___ Stored rows ___

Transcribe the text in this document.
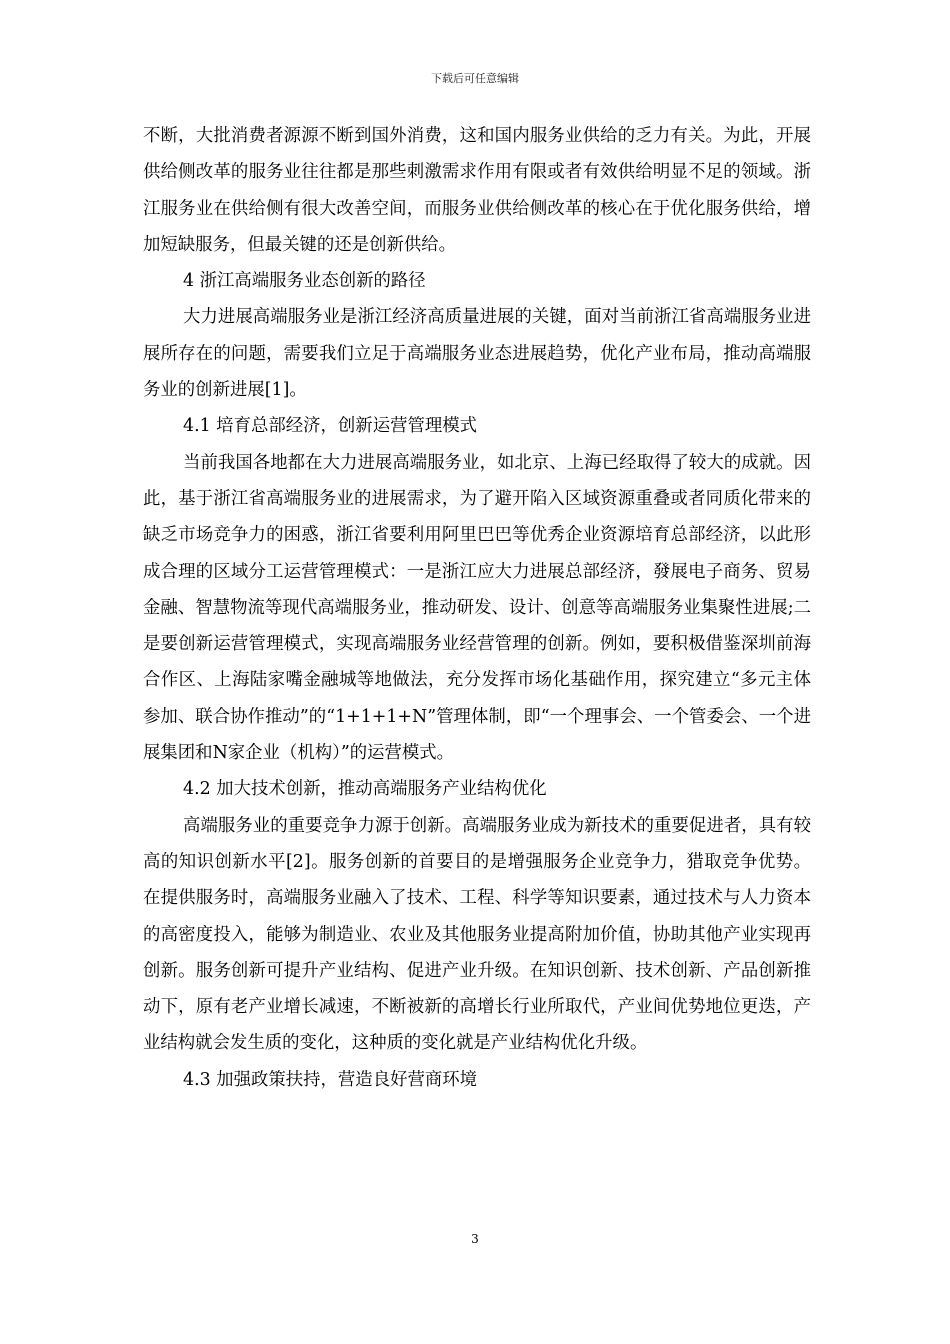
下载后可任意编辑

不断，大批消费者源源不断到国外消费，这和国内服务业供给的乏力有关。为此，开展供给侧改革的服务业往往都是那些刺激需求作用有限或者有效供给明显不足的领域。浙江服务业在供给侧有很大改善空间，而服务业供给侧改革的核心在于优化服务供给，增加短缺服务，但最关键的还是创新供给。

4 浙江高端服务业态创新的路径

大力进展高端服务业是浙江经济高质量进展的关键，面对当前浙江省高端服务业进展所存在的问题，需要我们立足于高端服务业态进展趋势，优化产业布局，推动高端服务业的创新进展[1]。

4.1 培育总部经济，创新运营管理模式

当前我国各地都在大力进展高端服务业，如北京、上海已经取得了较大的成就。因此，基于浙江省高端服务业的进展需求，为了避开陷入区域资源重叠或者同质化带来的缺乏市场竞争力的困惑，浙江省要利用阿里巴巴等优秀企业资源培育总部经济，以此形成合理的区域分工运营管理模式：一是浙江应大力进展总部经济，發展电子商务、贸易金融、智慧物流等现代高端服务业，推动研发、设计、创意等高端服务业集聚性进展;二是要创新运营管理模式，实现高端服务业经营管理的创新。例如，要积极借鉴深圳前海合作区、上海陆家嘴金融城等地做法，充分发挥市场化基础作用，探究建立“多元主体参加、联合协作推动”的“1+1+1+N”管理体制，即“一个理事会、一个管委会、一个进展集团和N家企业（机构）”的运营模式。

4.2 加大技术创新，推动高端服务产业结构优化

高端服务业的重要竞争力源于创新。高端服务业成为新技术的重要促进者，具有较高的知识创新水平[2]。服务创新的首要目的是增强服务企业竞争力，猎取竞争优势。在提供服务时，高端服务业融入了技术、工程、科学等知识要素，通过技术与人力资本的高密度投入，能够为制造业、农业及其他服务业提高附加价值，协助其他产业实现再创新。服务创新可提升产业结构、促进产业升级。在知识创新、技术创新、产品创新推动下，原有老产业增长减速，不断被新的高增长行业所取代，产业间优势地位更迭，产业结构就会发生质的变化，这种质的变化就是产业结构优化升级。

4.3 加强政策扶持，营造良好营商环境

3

___
___ Stored rows ___

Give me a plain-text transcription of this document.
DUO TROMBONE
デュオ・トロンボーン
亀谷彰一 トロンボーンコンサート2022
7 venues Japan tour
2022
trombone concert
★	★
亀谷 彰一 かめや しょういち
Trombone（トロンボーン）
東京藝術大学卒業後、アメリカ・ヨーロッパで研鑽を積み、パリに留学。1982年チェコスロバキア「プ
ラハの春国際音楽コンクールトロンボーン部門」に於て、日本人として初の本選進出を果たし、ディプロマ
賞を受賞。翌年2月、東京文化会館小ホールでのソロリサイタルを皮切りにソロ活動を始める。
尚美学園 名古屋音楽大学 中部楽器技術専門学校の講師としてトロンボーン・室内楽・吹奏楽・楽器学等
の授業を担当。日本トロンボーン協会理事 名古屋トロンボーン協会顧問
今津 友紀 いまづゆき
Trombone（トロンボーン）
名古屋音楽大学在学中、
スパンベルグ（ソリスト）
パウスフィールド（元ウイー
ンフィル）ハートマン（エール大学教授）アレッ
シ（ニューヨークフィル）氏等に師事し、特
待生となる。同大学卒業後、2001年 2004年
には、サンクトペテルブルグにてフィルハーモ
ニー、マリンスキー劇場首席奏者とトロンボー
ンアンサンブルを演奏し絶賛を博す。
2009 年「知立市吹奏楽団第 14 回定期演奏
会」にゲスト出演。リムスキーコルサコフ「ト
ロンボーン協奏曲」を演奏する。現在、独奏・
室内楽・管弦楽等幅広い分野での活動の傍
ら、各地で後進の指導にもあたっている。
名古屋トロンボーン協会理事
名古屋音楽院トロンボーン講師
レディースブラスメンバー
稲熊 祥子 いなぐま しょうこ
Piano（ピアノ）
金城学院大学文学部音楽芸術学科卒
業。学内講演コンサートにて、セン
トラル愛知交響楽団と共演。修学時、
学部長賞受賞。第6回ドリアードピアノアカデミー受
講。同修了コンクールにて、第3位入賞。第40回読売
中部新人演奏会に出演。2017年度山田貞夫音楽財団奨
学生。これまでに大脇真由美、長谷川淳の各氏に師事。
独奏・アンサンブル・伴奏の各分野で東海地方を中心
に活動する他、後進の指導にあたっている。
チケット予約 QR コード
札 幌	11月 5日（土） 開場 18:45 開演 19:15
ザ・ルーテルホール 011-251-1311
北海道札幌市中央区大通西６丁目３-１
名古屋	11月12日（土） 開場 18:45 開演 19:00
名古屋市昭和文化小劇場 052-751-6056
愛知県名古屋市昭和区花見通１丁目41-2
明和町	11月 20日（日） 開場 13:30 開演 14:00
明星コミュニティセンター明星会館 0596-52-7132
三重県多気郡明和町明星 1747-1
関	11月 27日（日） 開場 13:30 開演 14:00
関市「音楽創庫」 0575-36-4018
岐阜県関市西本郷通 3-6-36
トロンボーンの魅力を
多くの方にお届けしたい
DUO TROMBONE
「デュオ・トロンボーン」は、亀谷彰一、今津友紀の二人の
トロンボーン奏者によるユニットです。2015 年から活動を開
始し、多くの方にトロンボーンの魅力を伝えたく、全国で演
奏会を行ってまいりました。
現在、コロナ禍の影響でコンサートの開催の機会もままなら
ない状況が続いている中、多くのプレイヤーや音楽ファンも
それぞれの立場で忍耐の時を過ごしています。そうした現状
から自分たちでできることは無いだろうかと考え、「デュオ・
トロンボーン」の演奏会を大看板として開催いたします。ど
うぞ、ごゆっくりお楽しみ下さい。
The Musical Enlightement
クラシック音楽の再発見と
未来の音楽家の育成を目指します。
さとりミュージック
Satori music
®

___
___ Stored rows ___

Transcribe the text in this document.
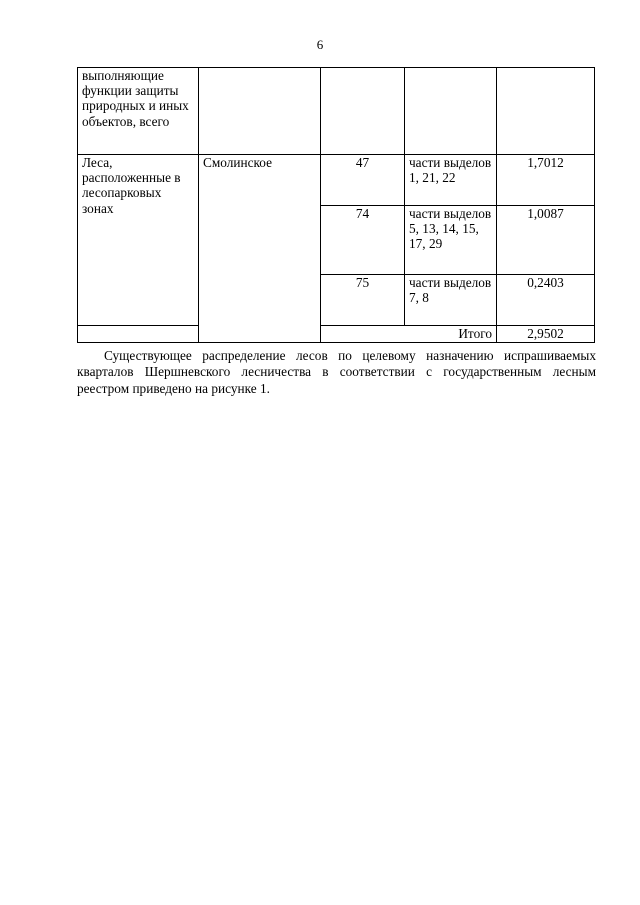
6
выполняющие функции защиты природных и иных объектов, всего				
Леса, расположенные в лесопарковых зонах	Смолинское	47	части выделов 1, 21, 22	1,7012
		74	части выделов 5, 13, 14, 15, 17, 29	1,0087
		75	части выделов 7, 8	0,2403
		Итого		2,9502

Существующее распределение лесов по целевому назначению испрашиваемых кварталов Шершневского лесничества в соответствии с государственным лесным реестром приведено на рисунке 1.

___

» **Job**: Gather from the records above every line containing the string "亀谷彰一".

» **Finished exercise**:
亀谷彰一 トロンボーンコンサート2022
「デュオ・トロンボーン」は、亀谷彰一、今津友紀の二人の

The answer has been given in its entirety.